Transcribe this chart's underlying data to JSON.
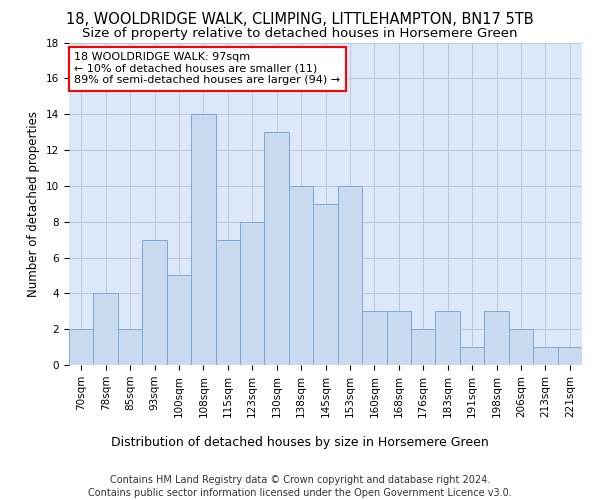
{
  "title1": "18, WOOLDRIDGE WALK, CLIMPING, LITTLEHAMPTON, BN17 5TB",
  "title2": "Size of property relative to detached houses in Horsemere Green",
  "xlabel": "Distribution of detached houses by size in Horsemere Green",
  "ylabel": "Number of detached properties",
  "footer1": "Contains HM Land Registry data © Crown copyright and database right 2024.",
  "footer2": "Contains public sector information licensed under the Open Government Licence v3.0.",
  "annotation_line1": "18 WOOLDRIDGE WALK: 97sqm",
  "annotation_line2": "← 10% of detached houses are smaller (11)",
  "annotation_line3": "89% of semi-detached houses are larger (94) →",
  "bar_labels": [
    "70sqm",
    "78sqm",
    "85sqm",
    "93sqm",
    "100sqm",
    "108sqm",
    "115sqm",
    "123sqm",
    "130sqm",
    "138sqm",
    "145sqm",
    "153sqm",
    "160sqm",
    "168sqm",
    "176sqm",
    "183sqm",
    "191sqm",
    "198sqm",
    "206sqm",
    "213sqm",
    "221sqm"
  ],
  "bar_values": [
    2,
    4,
    2,
    7,
    5,
    14,
    7,
    8,
    13,
    10,
    9,
    10,
    3,
    3,
    2,
    3,
    1,
    3,
    2,
    1,
    1
  ],
  "bar_color": "#c9daf0",
  "bar_edge_color": "#7baad4",
  "ylim": [
    0,
    18
  ],
  "yticks": [
    0,
    2,
    4,
    6,
    8,
    10,
    12,
    14,
    16,
    18
  ],
  "bg_color": "#ffffff",
  "plot_bg_color": "#dce8f8",
  "grid_color": "#b8c8dc",
  "title1_fontsize": 10.5,
  "title2_fontsize": 9.5,
  "ylabel_fontsize": 8.5,
  "xlabel_fontsize": 9,
  "tick_fontsize": 7.5,
  "footer_fontsize": 7,
  "annotation_fontsize": 8
}
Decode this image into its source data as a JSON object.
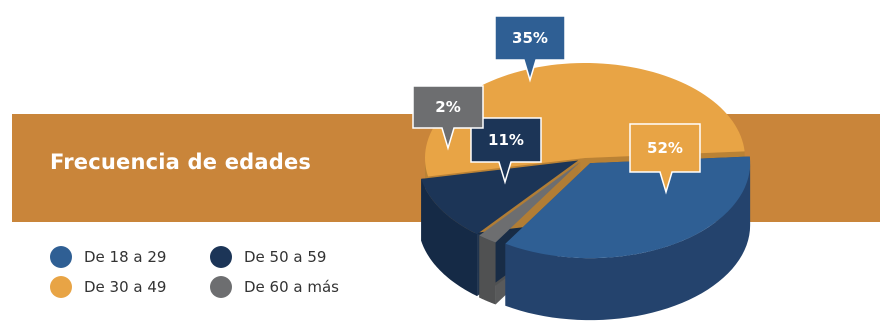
{
  "chart_data": {
    "type": "pie",
    "title": "Frecuencia de edades",
    "slices": [
      {
        "label": "De 18 a 29",
        "value": 35,
        "display": "35%",
        "color": "#2f5f94",
        "side_color": "#24436d"
      },
      {
        "label": "De 30 a 49",
        "value": 52,
        "display": "52%",
        "color": "#e8a445",
        "side_color": "#b98235"
      },
      {
        "label": "De 50 a 59",
        "value": 11,
        "display": "11%",
        "color": "#1c3557",
        "side_color": "#152a46"
      },
      {
        "label": "De 60 a más",
        "value": 2,
        "display": "2%",
        "color": "#6d6e70",
        "side_color": "#505152"
      }
    ],
    "legend": [
      {
        "label": "De 18 a 29",
        "color": "#2f5f94"
      },
      {
        "label": "De 30 a 49",
        "color": "#e8a445"
      },
      {
        "label": "De 50 a 59",
        "color": "#1c3557"
      },
      {
        "label": "De 60 a más",
        "color": "#6d6e70"
      }
    ],
    "legend_placement": "bottom-left"
  },
  "colors": {
    "title_band": "#c9853a",
    "title_text": "#ffffff"
  }
}
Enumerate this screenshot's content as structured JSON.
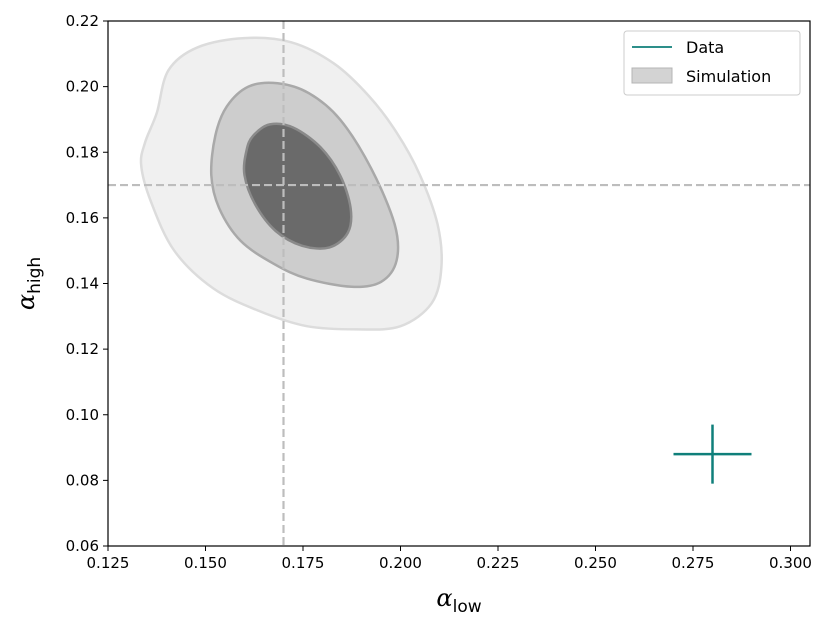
{
  "colors": {
    "data": "#0f7f7a",
    "contour_outer": "#f0f0f0",
    "contour_outer_edge": "#dcdcdc",
    "contour_mid": "#cdcdcd",
    "contour_mid_edge": "#a9a9a9",
    "contour_inner": "#6a6a6a",
    "contour_inner_edge": "#8a8a8a",
    "reference_line": "#bdbdbd",
    "legend_patch": "#d3d3d3"
  },
  "chart_data": {
    "type": "scatter",
    "title": "",
    "xlabel": {
      "symbol": "α",
      "subscript": "low"
    },
    "ylabel": {
      "symbol": "α",
      "subscript": "high"
    },
    "xlim": [
      0.125,
      0.305
    ],
    "ylim": [
      0.06,
      0.22
    ],
    "xticks": [
      0.125,
      0.15,
      0.175,
      0.2,
      0.225,
      0.25,
      0.275,
      0.3
    ],
    "xtick_labels": [
      "0.125",
      "0.150",
      "0.175",
      "0.200",
      "0.225",
      "0.250",
      "0.275",
      "0.300"
    ],
    "yticks": [
      0.06,
      0.08,
      0.1,
      0.12,
      0.14,
      0.16,
      0.18,
      0.2,
      0.22
    ],
    "ytick_labels": [
      "0.06",
      "0.08",
      "0.10",
      "0.12",
      "0.14",
      "0.16",
      "0.18",
      "0.20",
      "0.22"
    ],
    "grid": false,
    "legend_position": "top-right",
    "legend": [
      {
        "label": "Data",
        "kind": "line"
      },
      {
        "label": "Simulation",
        "kind": "patch"
      }
    ],
    "reference_lines": {
      "x": 0.17,
      "y": 0.17
    },
    "series": [
      {
        "name": "Data",
        "kind": "errorbar",
        "x": 0.28,
        "y": 0.088,
        "x_err": 0.01,
        "y_err": 0.009
      },
      {
        "name": "Simulation",
        "kind": "contours",
        "levels": [
          {
            "level": "outer",
            "points": [
              [
                0.1375,
                0.192
              ],
              [
                0.1405,
                0.205
              ],
              [
                0.148,
                0.212
              ],
              [
                0.16,
                0.2148
              ],
              [
                0.172,
                0.2135
              ],
              [
                0.183,
                0.207
              ],
              [
                0.192,
                0.197
              ],
              [
                0.199,
                0.186
              ],
              [
                0.205,
                0.173
              ],
              [
                0.2095,
                0.158
              ],
              [
                0.2105,
                0.145
              ],
              [
                0.208,
                0.134
              ],
              [
                0.2,
                0.127
              ],
              [
                0.189,
                0.126
              ],
              [
                0.176,
                0.127
              ],
              [
                0.164,
                0.1315
              ],
              [
                0.152,
                0.1385
              ],
              [
                0.142,
                0.15
              ],
              [
                0.136,
                0.165
              ],
              [
                0.1335,
                0.176
              ],
              [
                0.1345,
                0.183
              ]
            ]
          },
          {
            "level": "middle",
            "points": [
              [
                0.1555,
                0.194
              ],
              [
                0.161,
                0.2
              ],
              [
                0.1685,
                0.201
              ],
              [
                0.1765,
                0.198
              ],
              [
                0.1845,
                0.19
              ],
              [
                0.1925,
                0.175
              ],
              [
                0.1985,
                0.158
              ],
              [
                0.199,
                0.147
              ],
              [
                0.195,
                0.1405
              ],
              [
                0.1875,
                0.139
              ],
              [
                0.176,
                0.1415
              ],
              [
                0.1675,
                0.146
              ],
              [
                0.159,
                0.153
              ],
              [
                0.1535,
                0.163
              ],
              [
                0.1515,
                0.173
              ],
              [
                0.1525,
                0.185
              ]
            ]
          },
          {
            "level": "inner",
            "points": [
              [
                0.1622,
                0.185
              ],
              [
                0.1665,
                0.1885
              ],
              [
                0.1725,
                0.1875
              ],
              [
                0.1795,
                0.1815
              ],
              [
                0.1845,
                0.173
              ],
              [
                0.1872,
                0.163
              ],
              [
                0.1865,
                0.1555
              ],
              [
                0.1818,
                0.151
              ],
              [
                0.1748,
                0.1515
              ],
              [
                0.168,
                0.156
              ],
              [
                0.1628,
                0.164
              ],
              [
                0.16,
                0.173
              ],
              [
                0.1605,
                0.1805
              ]
            ]
          }
        ]
      }
    ]
  }
}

» Stated goal:
Output the full set of records above without changing a word, and drop the images.

» Task output:
Transcribe this chart's underlying data to JSON.
{
  "title1": "18, WOOLDRIDGE WALK, CLIMPING, LITTLEHAMPTON, BN17 5TB",
  "title2": "Size of property relative to detached houses in Horsemere Green",
  "xlabel": "Distribution of detached houses by size in Horsemere Green",
  "ylabel": "Number of detached properties",
  "footer1": "Contains HM Land Registry data © Crown copyright and database right 2024.",
  "footer2": "Contains public sector information licensed under the Open Government Licence v3.0.",
  "annotation_line1": "18 WOOLDRIDGE WALK: 97sqm",
  "annotation_line2": "← 10% of detached houses are smaller (11)",
  "annotation_line3": "89% of semi-detached houses are larger (94) →",
  "bar_labels": [
    "70sqm",
    "78sqm",
    "85sqm",
    "93sqm",
    "100sqm",
    "108sqm",
    "115sqm",
    "123sqm",
    "130sqm",
    "138sqm",
    "145sqm",
    "153sqm",
    "160sqm",
    "168sqm",
    "176sqm",
    "183sqm",
    "191sqm",
    "198sqm",
    "206sqm",
    "213sqm",
    "221sqm"
  ],
  "bar_values": [
    2,
    4,
    2,
    7,
    5,
    14,
    7,
    8,
    13,
    10,
    9,
    10,
    3,
    3,
    2,
    3,
    1,
    3,
    2,
    1,
    1
  ],
  "bar_color": "#c9daf0",
  "bar_edge_color": "#7baad4",
  "ylim": [
    0,
    18
  ],
  "yticks": [
    0,
    2,
    4,
    6,
    8,
    10,
    12,
    14,
    16,
    18
  ],
  "bg_color": "#ffffff",
  "plot_bg_color": "#dce8f8",
  "grid_color": "#b8c8dc",
  "title1_fontsize": 10.5,
  "title2_fontsize": 9.5,
  "ylabel_fontsize": 8.5,
  "xlabel_fontsize": 9,
  "tick_fontsize": 7.5,
  "footer_fontsize": 7,
  "annotation_fontsize": 8
}
Decode this image into its source data as a JSON object.
{
  "chart_data": {
    "type": "pie",
    "title": "Frecuencia de edades",
    "slices": [
      {
        "label": "De 18 a 29",
        "value": 35,
        "display": "35%",
        "color": "#2f5f94",
        "side_color": "#24436d"
      },
      {
        "label": "De 30 a 49",
        "value": 52,
        "display": "52%",
        "color": "#e8a445",
        "side_color": "#b98235"
      },
      {
        "label": "De 50 a 59",
        "value": 11,
        "display": "11%",
        "color": "#1c3557",
        "side_color": "#152a46"
      },
      {
        "label": "De 60 a más",
        "value": 2,
        "display": "2%",
        "color": "#6d6e70",
        "side_color": "#505152"
      }
    ],
    "legend": [
      {
        "label": "De 18 a 29",
        "color": "#2f5f94"
      },
      {
        "label": "De 30 a 49",
        "color": "#e8a445"
      },
      {
        "label": "De 50 a 59",
        "color": "#1c3557"
      },
      {
        "label": "De 60 a más",
        "color": "#6d6e70"
      }
    ],
    "legend_placement": "bottom-left"
  },
  "colors": {
    "title_band": "#c9853a",
    "title_text": "#ffffff"
  }
}
Enumerate this screenshot's content as structured JSON.
{
  "colors": {
    "data": "#0f7f7a",
    "contour_outer": "#f0f0f0",
    "contour_outer_edge": "#dcdcdc",
    "contour_mid": "#cdcdcd",
    "contour_mid_edge": "#a9a9a9",
    "contour_inner": "#6a6a6a",
    "contour_inner_edge": "#8a8a8a",
    "reference_line": "#bdbdbd",
    "legend_patch": "#d3d3d3"
  },
  "chart_data": {
    "type": "scatter",
    "title": "",
    "xlabel": {
      "symbol": "α",
      "subscript": "low"
    },
    "ylabel": {
      "symbol": "α",
      "subscript": "high"
    },
    "xlim": [
      0.125,
      0.305
    ],
    "ylim": [
      0.06,
      0.22
    ],
    "xticks": [
      0.125,
      0.15,
      0.175,
      0.2,
      0.225,
      0.25,
      0.275,
      0.3
    ],
    "xtick_labels": [
      "0.125",
      "0.150",
      "0.175",
      "0.200",
      "0.225",
      "0.250",
      "0.275",
      "0.300"
    ],
    "yticks": [
      0.06,
      0.08,
      0.1,
      0.12,
      0.14,
      0.16,
      0.18,
      0.2,
      0.22
    ],
    "ytick_labels": [
      "0.06",
      "0.08",
      "0.10",
      "0.12",
      "0.14",
      "0.16",
      "0.18",
      "0.20",
      "0.22"
    ],
    "grid": false,
    "legend_position": "top-right",
    "legend": [
      {
        "label": "Data",
        "kind": "line"
      },
      {
        "label": "Simulation",
        "kind": "patch"
      }
    ],
    "reference_lines": {
      "x": 0.17,
      "y": 0.17
    },
    "series": [
      {
        "name": "Data",
        "kind": "errorbar",
        "x": 0.28,
        "y": 0.088,
        "x_err": 0.01,
        "y_err": 0.009
      },
      {
        "name": "Simulation",
        "kind": "contours",
        "levels": [
          {
            "level": "outer",
            "points": [
              [
                0.1375,
                0.192
              ],
              [
                0.1405,
                0.205
              ],
              [
                0.148,
                0.212
              ],
              [
                0.16,
                0.2148
              ],
              [
                0.172,
                0.2135
              ],
              [
                0.183,
                0.207
              ],
              [
                0.192,
                0.197
              ],
              [
                0.199,
                0.186
              ],
              [
                0.205,
                0.173
              ],
              [
                0.2095,
                0.158
              ],
              [
                0.2105,
                0.145
              ],
              [
                0.208,
                0.134
              ],
              [
                0.2,
                0.127
              ],
              [
                0.189,
                0.126
              ],
              [
                0.176,
                0.127
              ],
              [
                0.164,
                0.1315
              ],
              [
                0.152,
                0.1385
              ],
              [
                0.142,
                0.15
              ],
              [
                0.136,
                0.165
              ],
              [
                0.1335,
                0.176
              ],
              [
                0.1345,
                0.183
              ]
            ]
          },
          {
            "level": "middle",
            "points": [
              [
                0.1555,
                0.194
              ],
              [
                0.161,
                0.2
              ],
              [
                0.1685,
                0.201
              ],
              [
                0.1765,
                0.198
              ],
              [
                0.1845,
                0.19
              ],
              [
                0.1925,
                0.175
              ],
              [
                0.1985,
                0.158
              ],
              [
                0.199,
                0.147
              ],
              [
                0.195,
                0.1405
              ],
              [
                0.1875,
                0.139
              ],
              [
                0.176,
                0.1415
              ],
              [
                0.1675,
                0.146
              ],
              [
                0.159,
                0.153
              ],
              [
                0.1535,
                0.163
              ],
              [
                0.1515,
                0.173
              ],
              [
                0.1525,
                0.185
              ]
            ]
          },
          {
            "level": "inner",
            "points": [
              [
                0.1622,
                0.185
              ],
              [
                0.1665,
                0.1885
              ],
              [
                0.1725,
                0.1875
              ],
              [
                0.1795,
                0.1815
              ],
              [
                0.1845,
                0.173
              ],
              [
                0.1872,
                0.163
              ],
              [
                0.1865,
                0.1555
              ],
              [
                0.1818,
                0.151
              ],
              [
                0.1748,
                0.1515
              ],
              [
                0.168,
                0.156
              ],
              [
                0.1628,
                0.164
              ],
              [
                0.16,
                0.173
              ],
              [
                0.1605,
                0.1805
              ]
            ]
          }
        ]
      }
    ]
  }
}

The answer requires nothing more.